Stored data:
——————
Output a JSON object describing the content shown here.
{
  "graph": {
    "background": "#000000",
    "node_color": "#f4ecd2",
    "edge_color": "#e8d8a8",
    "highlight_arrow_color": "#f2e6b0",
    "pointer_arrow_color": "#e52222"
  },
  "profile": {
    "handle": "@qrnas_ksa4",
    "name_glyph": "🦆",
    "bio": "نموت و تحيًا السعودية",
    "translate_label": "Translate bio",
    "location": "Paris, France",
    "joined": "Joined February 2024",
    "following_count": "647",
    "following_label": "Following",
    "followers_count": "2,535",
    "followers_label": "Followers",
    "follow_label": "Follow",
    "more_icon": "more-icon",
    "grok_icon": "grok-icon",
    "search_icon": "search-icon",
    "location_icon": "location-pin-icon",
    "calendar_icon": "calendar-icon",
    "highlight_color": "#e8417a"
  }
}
——————
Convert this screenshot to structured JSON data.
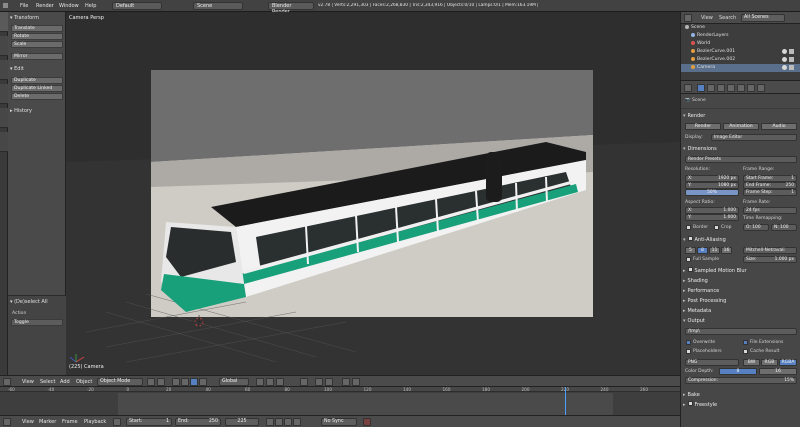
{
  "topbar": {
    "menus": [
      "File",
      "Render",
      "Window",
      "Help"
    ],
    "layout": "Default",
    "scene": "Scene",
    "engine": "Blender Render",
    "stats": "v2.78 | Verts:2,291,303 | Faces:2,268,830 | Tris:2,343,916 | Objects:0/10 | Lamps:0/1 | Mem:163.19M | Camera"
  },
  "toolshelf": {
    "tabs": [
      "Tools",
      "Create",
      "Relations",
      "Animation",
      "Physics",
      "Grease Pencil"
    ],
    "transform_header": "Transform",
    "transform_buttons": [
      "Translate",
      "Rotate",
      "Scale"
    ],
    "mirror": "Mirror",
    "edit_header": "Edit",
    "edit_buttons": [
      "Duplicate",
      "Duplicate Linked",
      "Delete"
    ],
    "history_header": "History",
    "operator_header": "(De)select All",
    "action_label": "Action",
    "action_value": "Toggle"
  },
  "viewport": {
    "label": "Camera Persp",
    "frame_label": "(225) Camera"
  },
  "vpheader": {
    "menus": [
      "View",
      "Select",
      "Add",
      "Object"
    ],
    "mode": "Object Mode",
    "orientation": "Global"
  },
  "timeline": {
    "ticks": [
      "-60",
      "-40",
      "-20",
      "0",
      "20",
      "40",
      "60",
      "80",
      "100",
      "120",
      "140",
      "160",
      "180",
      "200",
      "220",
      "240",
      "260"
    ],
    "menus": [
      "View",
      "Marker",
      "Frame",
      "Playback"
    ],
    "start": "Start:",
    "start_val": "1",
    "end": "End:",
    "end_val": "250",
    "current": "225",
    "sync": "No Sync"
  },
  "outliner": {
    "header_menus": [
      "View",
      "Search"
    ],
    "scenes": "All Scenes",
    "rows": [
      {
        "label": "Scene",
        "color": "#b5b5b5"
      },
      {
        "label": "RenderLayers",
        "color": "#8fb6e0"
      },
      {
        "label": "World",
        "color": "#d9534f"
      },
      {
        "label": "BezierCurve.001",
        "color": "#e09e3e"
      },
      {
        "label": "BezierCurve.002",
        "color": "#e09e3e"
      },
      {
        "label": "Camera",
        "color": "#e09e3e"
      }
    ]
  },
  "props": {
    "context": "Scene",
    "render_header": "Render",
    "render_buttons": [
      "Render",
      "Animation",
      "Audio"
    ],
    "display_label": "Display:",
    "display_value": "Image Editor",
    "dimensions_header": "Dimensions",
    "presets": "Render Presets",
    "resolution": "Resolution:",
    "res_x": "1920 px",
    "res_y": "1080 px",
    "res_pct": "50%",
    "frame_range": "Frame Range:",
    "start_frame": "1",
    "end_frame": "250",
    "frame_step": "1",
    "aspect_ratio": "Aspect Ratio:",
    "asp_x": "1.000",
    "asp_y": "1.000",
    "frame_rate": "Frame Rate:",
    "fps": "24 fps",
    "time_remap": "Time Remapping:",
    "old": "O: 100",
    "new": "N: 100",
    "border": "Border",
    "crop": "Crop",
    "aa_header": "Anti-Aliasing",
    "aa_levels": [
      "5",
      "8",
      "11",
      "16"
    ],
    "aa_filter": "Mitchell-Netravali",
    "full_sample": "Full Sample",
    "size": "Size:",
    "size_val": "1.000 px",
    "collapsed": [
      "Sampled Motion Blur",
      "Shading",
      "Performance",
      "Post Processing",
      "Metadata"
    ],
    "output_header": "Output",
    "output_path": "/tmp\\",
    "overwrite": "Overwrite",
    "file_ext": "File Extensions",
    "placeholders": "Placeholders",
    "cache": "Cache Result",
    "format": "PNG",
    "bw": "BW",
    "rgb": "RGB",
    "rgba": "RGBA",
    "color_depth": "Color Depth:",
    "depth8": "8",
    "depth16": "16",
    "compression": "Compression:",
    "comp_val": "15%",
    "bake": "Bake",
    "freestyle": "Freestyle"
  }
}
——————
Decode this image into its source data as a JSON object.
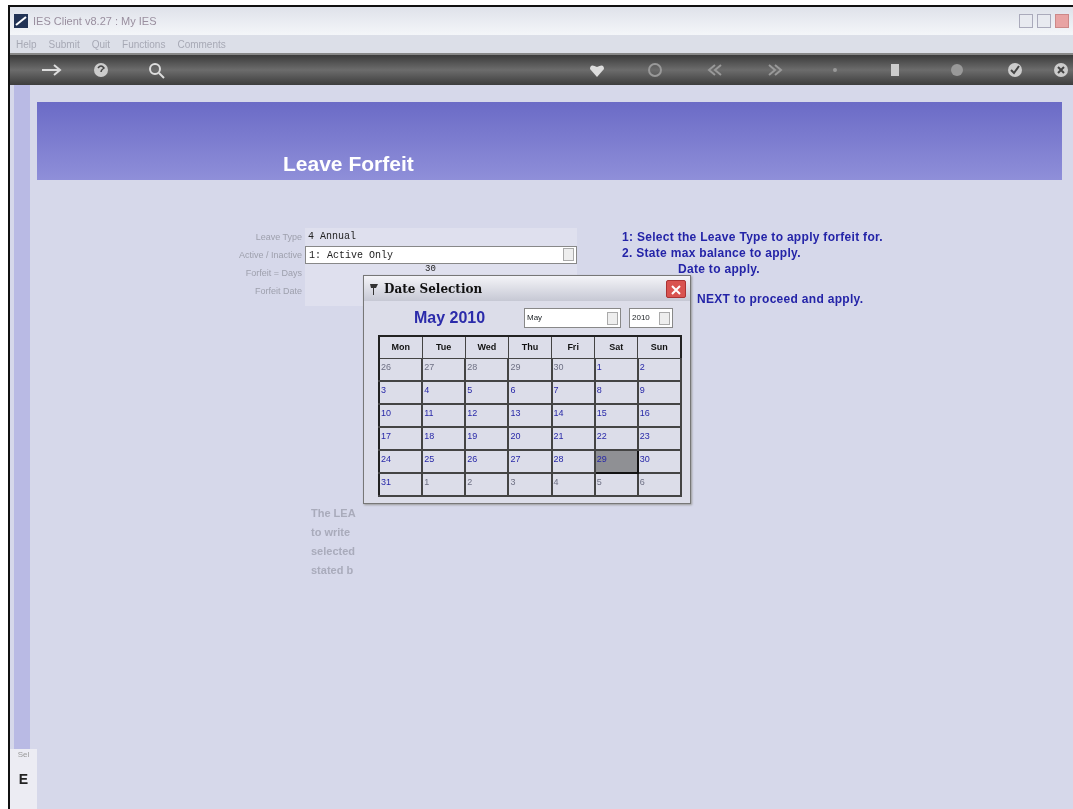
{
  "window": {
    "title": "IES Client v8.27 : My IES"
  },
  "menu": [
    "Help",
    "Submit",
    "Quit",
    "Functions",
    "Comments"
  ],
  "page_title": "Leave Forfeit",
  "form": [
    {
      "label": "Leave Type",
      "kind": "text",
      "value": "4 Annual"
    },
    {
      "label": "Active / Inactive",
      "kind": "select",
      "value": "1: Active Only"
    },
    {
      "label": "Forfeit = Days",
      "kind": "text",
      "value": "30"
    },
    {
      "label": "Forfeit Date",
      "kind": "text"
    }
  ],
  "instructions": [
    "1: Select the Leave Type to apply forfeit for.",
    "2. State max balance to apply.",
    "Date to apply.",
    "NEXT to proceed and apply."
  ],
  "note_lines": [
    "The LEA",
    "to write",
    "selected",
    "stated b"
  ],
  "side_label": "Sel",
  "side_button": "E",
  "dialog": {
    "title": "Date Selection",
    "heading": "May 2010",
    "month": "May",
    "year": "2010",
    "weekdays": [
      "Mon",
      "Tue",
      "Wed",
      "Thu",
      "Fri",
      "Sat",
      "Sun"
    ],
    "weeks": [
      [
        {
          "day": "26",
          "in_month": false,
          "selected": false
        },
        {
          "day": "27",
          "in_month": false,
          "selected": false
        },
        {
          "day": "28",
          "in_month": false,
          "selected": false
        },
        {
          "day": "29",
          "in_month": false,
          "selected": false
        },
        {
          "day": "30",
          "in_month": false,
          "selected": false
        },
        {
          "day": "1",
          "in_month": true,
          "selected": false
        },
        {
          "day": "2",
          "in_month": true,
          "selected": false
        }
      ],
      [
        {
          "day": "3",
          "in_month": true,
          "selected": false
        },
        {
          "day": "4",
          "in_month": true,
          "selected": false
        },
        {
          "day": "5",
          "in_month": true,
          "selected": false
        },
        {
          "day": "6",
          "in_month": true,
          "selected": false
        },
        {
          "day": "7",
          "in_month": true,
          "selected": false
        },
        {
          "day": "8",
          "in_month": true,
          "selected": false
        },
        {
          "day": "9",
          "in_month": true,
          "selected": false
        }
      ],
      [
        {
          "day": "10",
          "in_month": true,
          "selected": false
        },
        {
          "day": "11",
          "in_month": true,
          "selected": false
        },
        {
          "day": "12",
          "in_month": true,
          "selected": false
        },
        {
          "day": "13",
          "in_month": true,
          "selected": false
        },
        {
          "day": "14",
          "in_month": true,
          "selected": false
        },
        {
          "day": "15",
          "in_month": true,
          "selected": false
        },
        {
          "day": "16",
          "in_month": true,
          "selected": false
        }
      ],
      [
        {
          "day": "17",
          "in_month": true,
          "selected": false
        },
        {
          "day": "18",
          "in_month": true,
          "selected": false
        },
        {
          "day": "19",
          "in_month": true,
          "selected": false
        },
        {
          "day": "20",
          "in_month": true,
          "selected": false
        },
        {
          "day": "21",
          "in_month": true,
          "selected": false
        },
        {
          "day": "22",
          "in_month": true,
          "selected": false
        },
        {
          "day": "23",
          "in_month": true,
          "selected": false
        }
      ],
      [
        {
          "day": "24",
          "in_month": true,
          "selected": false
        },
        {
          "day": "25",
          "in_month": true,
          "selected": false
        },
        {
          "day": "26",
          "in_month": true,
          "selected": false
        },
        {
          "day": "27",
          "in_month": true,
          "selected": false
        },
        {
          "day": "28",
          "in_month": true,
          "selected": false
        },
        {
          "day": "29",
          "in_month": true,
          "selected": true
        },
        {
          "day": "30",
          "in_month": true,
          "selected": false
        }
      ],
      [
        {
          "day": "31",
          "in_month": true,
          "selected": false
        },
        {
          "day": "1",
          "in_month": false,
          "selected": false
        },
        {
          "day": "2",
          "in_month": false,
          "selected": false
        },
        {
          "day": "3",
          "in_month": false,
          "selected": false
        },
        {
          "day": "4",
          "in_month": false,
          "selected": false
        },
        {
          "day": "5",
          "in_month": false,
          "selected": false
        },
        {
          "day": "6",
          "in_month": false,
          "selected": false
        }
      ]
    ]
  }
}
——————
*Stated exercise*.
Report only the count of lines that include the string "location".

*Answer to the task*.
2